Given task
Produce an exact transcription of the listing below, omitting the pictures.
##############################
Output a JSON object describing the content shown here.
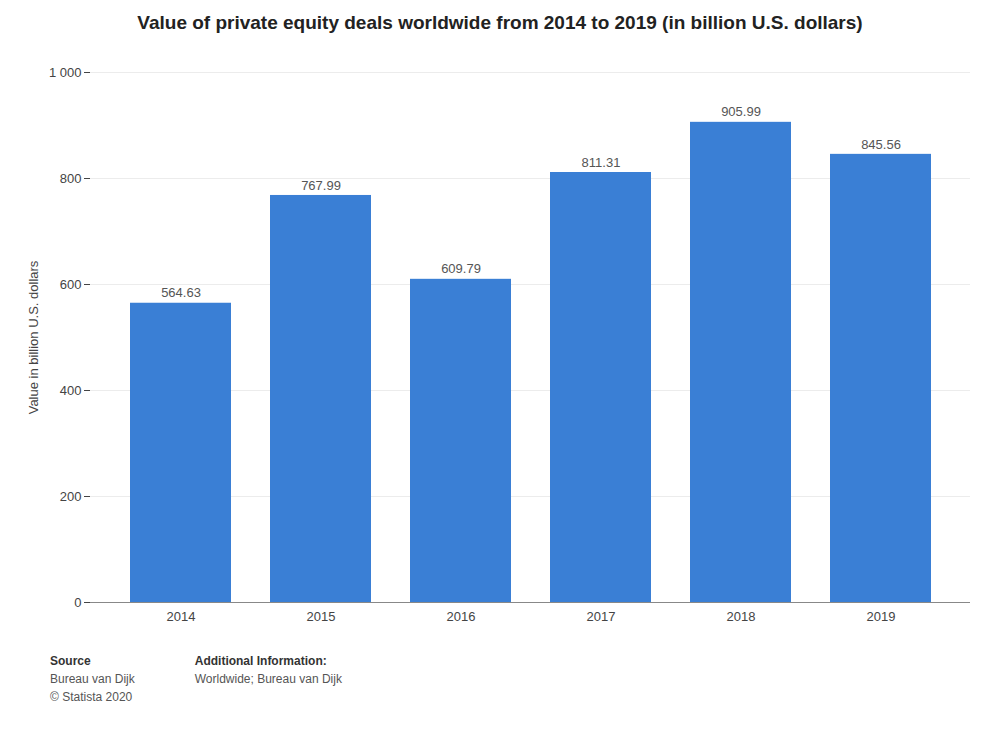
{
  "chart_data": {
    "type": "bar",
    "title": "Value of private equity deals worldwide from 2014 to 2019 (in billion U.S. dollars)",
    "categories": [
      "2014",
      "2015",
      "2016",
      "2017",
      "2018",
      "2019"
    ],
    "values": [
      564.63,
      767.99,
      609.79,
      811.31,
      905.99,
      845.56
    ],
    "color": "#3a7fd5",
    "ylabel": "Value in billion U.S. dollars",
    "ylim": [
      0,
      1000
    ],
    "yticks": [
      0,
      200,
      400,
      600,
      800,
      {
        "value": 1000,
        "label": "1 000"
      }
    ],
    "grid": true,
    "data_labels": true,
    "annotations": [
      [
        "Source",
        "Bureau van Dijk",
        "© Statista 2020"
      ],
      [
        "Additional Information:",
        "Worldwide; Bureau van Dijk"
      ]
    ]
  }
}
##############################
Response
Output a JSON object describing the content shown here.
{
  "chart_data": {
    "type": "bar",
    "title": "Value of private equity deals worldwide from 2014 to 2019 (in billion U.S. dollars)",
    "categories": [
      "2014",
      "2015",
      "2016",
      "2017",
      "2018",
      "2019"
    ],
    "values": [
      564.63,
      767.99,
      609.79,
      811.31,
      905.99,
      845.56
    ],
    "color": "#3a7fd5",
    "ylabel": "Value in billion U.S. dollars",
    "ylim": [
      0,
      1000
    ],
    "yticks": [
      0,
      200,
      400,
      600,
      800,
      {
        "value": 1000,
        "label": "1 000"
      }
    ],
    "grid": true,
    "data_labels": true,
    "annotations": [
      [
        "Source",
        "Bureau van Dijk",
        "© Statista 2020"
      ],
      [
        "Additional Information:",
        "Worldwide; Bureau van Dijk"
      ]
    ]
  }
}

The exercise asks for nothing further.